◆ EXERCISE BRIEF ◆
"Carbon" appears in how many lines of the entries? State only the number.

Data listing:
• • • • • • •

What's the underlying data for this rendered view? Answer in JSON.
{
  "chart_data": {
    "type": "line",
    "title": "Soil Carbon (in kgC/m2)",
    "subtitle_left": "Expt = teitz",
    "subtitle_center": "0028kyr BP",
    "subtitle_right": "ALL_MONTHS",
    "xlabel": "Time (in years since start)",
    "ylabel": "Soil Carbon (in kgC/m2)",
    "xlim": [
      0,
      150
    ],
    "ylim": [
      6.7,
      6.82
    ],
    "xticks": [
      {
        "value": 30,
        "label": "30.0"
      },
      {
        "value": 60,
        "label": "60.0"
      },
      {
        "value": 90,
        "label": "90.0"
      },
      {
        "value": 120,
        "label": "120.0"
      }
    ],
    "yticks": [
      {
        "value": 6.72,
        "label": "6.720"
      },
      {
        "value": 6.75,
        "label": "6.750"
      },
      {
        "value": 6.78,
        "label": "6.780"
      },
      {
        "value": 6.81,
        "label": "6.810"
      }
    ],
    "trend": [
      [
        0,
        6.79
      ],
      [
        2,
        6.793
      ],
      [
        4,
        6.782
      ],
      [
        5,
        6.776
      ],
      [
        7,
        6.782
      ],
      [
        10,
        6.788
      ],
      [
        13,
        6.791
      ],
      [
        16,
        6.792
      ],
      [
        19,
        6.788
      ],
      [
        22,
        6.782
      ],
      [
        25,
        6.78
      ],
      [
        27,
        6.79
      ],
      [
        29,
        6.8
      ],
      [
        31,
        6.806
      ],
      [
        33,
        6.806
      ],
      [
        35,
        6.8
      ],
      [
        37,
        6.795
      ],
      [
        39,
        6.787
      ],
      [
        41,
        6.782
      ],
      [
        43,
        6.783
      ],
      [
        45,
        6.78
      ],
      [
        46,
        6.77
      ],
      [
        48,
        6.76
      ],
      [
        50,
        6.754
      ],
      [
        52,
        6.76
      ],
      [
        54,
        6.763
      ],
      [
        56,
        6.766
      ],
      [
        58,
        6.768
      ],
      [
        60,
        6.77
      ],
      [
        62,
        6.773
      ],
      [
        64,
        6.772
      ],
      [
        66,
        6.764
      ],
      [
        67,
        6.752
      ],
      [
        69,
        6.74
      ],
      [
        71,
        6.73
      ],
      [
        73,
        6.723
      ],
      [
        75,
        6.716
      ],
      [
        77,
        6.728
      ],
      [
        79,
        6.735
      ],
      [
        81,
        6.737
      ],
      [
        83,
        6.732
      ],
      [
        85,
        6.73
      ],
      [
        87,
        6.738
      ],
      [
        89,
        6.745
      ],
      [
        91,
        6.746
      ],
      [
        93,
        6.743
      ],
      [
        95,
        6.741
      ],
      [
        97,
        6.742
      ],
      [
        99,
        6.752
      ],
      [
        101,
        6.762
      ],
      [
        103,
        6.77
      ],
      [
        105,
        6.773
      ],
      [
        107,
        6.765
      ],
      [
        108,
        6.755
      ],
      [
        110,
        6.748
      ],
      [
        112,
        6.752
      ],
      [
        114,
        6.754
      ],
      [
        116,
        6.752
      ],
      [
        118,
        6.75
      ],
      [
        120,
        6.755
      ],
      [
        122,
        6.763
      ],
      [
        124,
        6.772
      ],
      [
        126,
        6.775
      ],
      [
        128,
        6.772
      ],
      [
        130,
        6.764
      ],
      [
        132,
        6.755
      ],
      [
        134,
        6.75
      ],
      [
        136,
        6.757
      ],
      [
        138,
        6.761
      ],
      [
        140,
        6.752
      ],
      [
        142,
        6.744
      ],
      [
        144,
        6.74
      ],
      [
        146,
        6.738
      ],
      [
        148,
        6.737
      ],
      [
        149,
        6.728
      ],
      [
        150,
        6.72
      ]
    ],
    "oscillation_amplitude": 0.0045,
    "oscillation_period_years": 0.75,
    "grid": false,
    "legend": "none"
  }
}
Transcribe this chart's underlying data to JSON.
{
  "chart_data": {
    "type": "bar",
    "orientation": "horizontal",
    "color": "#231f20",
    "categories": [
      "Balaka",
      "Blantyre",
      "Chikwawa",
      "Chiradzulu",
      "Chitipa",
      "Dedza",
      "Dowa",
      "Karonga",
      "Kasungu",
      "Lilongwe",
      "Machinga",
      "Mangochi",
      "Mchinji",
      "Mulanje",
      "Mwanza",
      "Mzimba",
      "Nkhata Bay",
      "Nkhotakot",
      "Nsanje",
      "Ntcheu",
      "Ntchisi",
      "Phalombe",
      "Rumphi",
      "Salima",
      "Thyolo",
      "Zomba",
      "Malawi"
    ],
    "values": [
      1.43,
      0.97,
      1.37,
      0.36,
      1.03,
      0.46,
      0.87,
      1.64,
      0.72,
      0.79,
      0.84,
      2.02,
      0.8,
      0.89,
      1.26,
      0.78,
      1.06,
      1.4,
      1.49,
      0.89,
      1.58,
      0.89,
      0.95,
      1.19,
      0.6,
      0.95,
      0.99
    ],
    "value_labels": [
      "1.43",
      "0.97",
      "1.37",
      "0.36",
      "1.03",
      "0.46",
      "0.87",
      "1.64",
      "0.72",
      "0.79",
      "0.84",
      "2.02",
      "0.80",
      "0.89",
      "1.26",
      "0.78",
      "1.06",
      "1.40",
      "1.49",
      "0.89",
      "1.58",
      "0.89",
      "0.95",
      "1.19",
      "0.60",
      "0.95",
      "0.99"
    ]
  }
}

• • • • • • •

◆ THE COMPLETED TASK ◆
2